Stated task.
Reproduce each record below exactly as written.

[Data items]
- - -

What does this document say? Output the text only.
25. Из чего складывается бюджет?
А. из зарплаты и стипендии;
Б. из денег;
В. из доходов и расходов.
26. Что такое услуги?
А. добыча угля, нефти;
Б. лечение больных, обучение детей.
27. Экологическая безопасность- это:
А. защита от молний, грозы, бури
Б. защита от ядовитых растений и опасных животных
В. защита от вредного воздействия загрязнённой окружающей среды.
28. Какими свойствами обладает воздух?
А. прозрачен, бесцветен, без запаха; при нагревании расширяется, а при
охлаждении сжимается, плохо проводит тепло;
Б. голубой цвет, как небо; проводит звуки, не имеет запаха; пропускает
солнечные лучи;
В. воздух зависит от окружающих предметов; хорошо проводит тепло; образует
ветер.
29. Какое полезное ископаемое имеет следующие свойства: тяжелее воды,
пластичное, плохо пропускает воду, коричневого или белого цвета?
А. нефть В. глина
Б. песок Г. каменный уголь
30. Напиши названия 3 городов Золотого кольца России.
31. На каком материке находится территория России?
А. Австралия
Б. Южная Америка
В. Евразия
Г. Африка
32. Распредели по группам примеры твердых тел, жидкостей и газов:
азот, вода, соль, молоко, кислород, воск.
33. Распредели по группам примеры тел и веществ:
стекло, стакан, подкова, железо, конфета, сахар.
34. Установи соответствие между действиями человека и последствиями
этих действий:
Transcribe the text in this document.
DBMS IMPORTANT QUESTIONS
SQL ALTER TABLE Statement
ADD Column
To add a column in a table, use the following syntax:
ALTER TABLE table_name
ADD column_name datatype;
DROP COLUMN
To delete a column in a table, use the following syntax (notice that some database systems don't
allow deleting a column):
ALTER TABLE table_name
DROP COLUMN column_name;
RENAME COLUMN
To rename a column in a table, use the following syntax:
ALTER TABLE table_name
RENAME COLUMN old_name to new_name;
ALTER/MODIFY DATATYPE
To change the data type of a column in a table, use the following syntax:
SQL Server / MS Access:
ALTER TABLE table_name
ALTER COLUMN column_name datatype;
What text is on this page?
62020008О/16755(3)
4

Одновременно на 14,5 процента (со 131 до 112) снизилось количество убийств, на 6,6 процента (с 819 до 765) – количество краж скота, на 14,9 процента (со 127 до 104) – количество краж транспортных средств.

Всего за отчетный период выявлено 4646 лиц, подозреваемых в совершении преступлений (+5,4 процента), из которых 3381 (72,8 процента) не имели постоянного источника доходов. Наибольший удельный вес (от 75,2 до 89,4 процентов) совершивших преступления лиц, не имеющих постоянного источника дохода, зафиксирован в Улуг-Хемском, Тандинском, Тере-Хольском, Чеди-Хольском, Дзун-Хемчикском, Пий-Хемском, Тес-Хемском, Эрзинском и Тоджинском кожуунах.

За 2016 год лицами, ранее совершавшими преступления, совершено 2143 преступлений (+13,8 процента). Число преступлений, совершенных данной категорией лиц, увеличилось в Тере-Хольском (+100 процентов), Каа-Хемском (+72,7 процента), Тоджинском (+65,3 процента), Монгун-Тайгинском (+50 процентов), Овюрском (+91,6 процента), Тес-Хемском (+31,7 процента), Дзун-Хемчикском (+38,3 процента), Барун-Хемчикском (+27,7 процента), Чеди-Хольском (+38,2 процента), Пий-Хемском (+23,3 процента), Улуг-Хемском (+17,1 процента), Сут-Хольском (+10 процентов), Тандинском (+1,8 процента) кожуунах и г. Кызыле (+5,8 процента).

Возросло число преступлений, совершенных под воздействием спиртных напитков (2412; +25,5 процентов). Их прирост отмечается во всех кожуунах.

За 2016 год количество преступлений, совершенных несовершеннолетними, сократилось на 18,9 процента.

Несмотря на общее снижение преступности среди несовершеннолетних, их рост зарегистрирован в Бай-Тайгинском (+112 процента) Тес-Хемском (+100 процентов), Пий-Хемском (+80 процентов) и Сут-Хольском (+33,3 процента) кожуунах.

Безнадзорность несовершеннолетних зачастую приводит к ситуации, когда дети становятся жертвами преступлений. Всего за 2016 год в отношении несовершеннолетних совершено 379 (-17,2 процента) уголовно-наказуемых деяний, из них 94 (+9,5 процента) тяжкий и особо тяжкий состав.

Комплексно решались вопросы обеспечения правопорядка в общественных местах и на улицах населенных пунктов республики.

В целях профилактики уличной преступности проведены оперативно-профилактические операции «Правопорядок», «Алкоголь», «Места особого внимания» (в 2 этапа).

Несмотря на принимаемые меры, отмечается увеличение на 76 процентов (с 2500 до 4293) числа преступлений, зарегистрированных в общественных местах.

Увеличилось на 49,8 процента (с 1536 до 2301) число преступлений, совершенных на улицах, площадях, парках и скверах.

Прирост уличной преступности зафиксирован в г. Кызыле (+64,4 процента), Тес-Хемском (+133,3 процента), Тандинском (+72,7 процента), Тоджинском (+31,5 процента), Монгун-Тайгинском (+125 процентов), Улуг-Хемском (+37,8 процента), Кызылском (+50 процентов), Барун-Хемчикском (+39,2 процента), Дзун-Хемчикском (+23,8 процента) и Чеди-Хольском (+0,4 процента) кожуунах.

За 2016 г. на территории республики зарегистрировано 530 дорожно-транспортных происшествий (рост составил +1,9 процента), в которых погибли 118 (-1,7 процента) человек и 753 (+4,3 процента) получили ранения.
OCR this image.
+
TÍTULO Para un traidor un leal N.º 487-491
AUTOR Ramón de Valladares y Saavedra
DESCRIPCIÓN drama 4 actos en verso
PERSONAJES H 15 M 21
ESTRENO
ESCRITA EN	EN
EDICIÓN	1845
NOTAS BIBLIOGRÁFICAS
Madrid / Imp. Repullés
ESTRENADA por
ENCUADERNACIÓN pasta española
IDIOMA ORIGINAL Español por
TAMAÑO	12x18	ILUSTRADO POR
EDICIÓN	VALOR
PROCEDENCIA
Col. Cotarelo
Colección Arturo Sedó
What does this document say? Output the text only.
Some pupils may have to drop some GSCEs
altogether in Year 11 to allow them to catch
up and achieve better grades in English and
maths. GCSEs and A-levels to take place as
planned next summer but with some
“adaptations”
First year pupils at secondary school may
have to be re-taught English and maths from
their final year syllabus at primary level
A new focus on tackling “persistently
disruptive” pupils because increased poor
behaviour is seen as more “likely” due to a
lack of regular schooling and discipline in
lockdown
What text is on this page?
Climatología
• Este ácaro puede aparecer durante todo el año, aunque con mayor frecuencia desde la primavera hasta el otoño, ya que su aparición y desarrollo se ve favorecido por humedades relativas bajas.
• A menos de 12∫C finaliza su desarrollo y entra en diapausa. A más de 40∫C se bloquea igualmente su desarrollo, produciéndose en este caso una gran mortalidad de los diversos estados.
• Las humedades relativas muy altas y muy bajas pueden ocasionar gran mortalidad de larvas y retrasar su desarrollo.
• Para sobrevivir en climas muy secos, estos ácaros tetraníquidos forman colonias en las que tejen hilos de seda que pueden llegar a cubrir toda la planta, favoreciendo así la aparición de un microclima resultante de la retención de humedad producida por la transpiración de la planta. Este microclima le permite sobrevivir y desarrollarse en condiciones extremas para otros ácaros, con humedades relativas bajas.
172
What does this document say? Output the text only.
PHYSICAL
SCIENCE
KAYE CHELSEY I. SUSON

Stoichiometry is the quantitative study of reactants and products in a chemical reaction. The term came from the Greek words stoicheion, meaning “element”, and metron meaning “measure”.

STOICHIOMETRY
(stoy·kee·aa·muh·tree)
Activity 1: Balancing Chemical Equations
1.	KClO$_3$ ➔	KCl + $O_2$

- - -

Worked answer.
What does this document say? Output the text only.
25. Из чего складывается бюджет?
А. из зарплаты и стипендии;
Б. из денег;
В. из доходов и расходов.
26. Что такое услуги?
А. добыча угля, нефти;
Б. лечение больных, обучение детей.
27. Экологическая безопасность- это:
А. защита от молний, грозы, бури
Б. защита от ядовитых растений и опасных животных
В. защита от вредного воздействия загрязнённой окружающей среды.
28. Какими свойствами обладает воздух?
А. прозрачен, бесцветен, без запаха; при нагревании расширяется, а при
охлаждении сжимается, плохо проводит тепло;
Б. голубой цвет, как небо; проводит звуки, не имеет запаха; пропускает
солнечные лучи;
В. воздух зависит от окружающих предметов; хорошо проводит тепло; образует
ветер.
29. Какое полезное ископаемое имеет следующие свойства: тяжелее воды,
пластичное, плохо пропускает воду, коричневого или белого цвета?
А. нефть В. глина
Б. песок Г. каменный уголь
30. Напиши названия 3 городов Золотого кольца России.
31. На каком материке находится территория России?
А. Австралия
Б. Южная Америка
В. Евразия
Г. Африка
32. Распредели по группам примеры твердых тел, жидкостей и газов:
азот, вода, соль, молоко, кислород, воск.
33. Распредели по группам примеры тел и веществ:
стекло, стакан, подкова, железо, конфета, сахар.
34. Установи соответствие между действиями человека и последствиями
этих действий:
Transcribe the text in this document.
DBMS IMPORTANT QUESTIONS
SQL ALTER TABLE Statement
ADD Column
To add a column in a table, use the following syntax:
ALTER TABLE table_name
ADD column_name datatype;
DROP COLUMN
To delete a column in a table, use the following syntax (notice that some database systems don't
allow deleting a column):
ALTER TABLE table_name
DROP COLUMN column_name;
RENAME COLUMN
To rename a column in a table, use the following syntax:
ALTER TABLE table_name
RENAME COLUMN old_name to new_name;
ALTER/MODIFY DATATYPE
To change the data type of a column in a table, use the following syntax:
SQL Server / MS Access:
ALTER TABLE table_name
ALTER COLUMN column_name datatype;
What text is on this page?
62020008О/16755(3)
4

Одновременно на 14,5 процента (со 131 до 112) снизилось количество убийств, на 6,6 процента (с 819 до 765) – количество краж скота, на 14,9 процента (со 127 до 104) – количество краж транспортных средств.

Всего за отчетный период выявлено 4646 лиц, подозреваемых в совершении преступлений (+5,4 процента), из которых 3381 (72,8 процента) не имели постоянного источника доходов. Наибольший удельный вес (от 75,2 до 89,4 процентов) совершивших преступления лиц, не имеющих постоянного источника дохода, зафиксирован в Улуг-Хемском, Тандинском, Тере-Хольском, Чеди-Хольском, Дзун-Хемчикском, Пий-Хемском, Тес-Хемском, Эрзинском и Тоджинском кожуунах.

За 2016 год лицами, ранее совершавшими преступления, совершено 2143 преступлений (+13,8 процента). Число преступлений, совершенных данной категорией лиц, увеличилось в Тере-Хольском (+100 процентов), Каа-Хемском (+72,7 процента), Тоджинском (+65,3 процента), Монгун-Тайгинском (+50 процентов), Овюрском (+91,6 процента), Тес-Хемском (+31,7 процента), Дзун-Хемчикском (+38,3 процента), Барун-Хемчикском (+27,7 процента), Чеди-Хольском (+38,2 процента), Пий-Хемском (+23,3 процента), Улуг-Хемском (+17,1 процента), Сут-Хольском (+10 процентов), Тандинском (+1,8 процента) кожуунах и г. Кызыле (+5,8 процента).

Возросло число преступлений, совершенных под воздействием спиртных напитков (2412; +25,5 процентов). Их прирост отмечается во всех кожуунах.

За 2016 год количество преступлений, совершенных несовершеннолетними, сократилось на 18,9 процента.

Несмотря на общее снижение преступности среди несовершеннолетних, их рост зарегистрирован в Бай-Тайгинском (+112 процента) Тес-Хемском (+100 процентов), Пий-Хемском (+80 процентов) и Сут-Хольском (+33,3 процента) кожуунах.

Безнадзорность несовершеннолетних зачастую приводит к ситуации, когда дети становятся жертвами преступлений. Всего за 2016 год в отношении несовершеннолетних совершено 379 (-17,2 процента) уголовно-наказуемых деяний, из них 94 (+9,5 процента) тяжкий и особо тяжкий состав.

Комплексно решались вопросы обеспечения правопорядка в общественных местах и на улицах населенных пунктов республики.

В целях профилактики уличной преступности проведены оперативно-профилактические операции «Правопорядок», «Алкоголь», «Места особого внимания» (в 2 этапа).

Несмотря на принимаемые меры, отмечается увеличение на 76 процентов (с 2500 до 4293) числа преступлений, зарегистрированных в общественных местах.

Увеличилось на 49,8 процента (с 1536 до 2301) число преступлений, совершенных на улицах, площадях, парках и скверах.

Прирост уличной преступности зафиксирован в г. Кызыле (+64,4 процента), Тес-Хемском (+133,3 процента), Тандинском (+72,7 процента), Тоджинском (+31,5 процента), Монгун-Тайгинском (+125 процентов), Улуг-Хемском (+37,8 процента), Кызылском (+50 процентов), Барун-Хемчикском (+39,2 процента), Дзун-Хемчикском (+23,8 процента) и Чеди-Хольском (+0,4 процента) кожуунах.

За 2016 г. на территории республики зарегистрировано 530 дорожно-транспортных происшествий (рост составил +1,9 процента), в которых погибли 118 (-1,7 процента) человек и 753 (+4,3 процента) получили ранения.
OCR this image.
+
TÍTULO Para un traidor un leal N.º 487-491
AUTOR Ramón de Valladares y Saavedra
DESCRIPCIÓN drama 4 actos en verso
PERSONAJES H 15 M 21
ESTRENO
ESCRITA EN	EN
EDICIÓN	1845
NOTAS BIBLIOGRÁFICAS
Madrid / Imp. Repullés
ESTRENADA por
ENCUADERNACIÓN pasta española
IDIOMA ORIGINAL Español por
TAMAÑO	12x18	ILUSTRADO POR
EDICIÓN	VALOR
PROCEDENCIA
Col. Cotarelo
Colección Arturo Sedó
What does this document say? Output the text only.
Some pupils may have to drop some GSCEs
altogether in Year 11 to allow them to catch
up and achieve better grades in English and
maths. GCSEs and A-levels to take place as
planned next summer but with some
“adaptations”
First year pupils at secondary school may
have to be re-taught English and maths from
their final year syllabus at primary level
A new focus on tackling “persistently
disruptive” pupils because increased poor
behaviour is seen as more “likely” due to a
lack of regular schooling and discipline in
lockdown
What text is on this page?
Climatología
• Este ácaro puede aparecer durante todo el año, aunque con mayor frecuencia desde la primavera hasta el otoño, ya que su aparición y desarrollo se ve favorecido por humedades relativas bajas.
• A menos de 12∫C finaliza su desarrollo y entra en diapausa. A más de 40∫C se bloquea igualmente su desarrollo, produciéndose en este caso una gran mortalidad de los diversos estados.
• Las humedades relativas muy altas y muy bajas pueden ocasionar gran mortalidad de larvas y retrasar su desarrollo.
• Para sobrevivir en climas muy secos, estos ácaros tetraníquidos forman colonias en las que tejen hilos de seda que pueden llegar a cubrir toda la planta, favoreciendo así la aparición de un microclima resultante de la retención de humedad producida por la transpiración de la planta. Este microclima le permite sobrevivir y desarrollarse en condiciones extremas para otros ácaros, con humedades relativas bajas.
172
What does this document say? Output the text only.
PHYSICAL
SCIENCE
KAYE CHELSEY I. SUSON

Stoichiometry is the quantitative study of reactants and products in a chemical reaction. The term came from the Greek words stoicheion, meaning “element”, and metron meaning “measure”.

STOICHIOMETRY
(stoy·kee·aa·muh·tree)
Activity 1: Balancing Chemical Equations
1.	KClO$_3$ ➔	KCl + $O_2$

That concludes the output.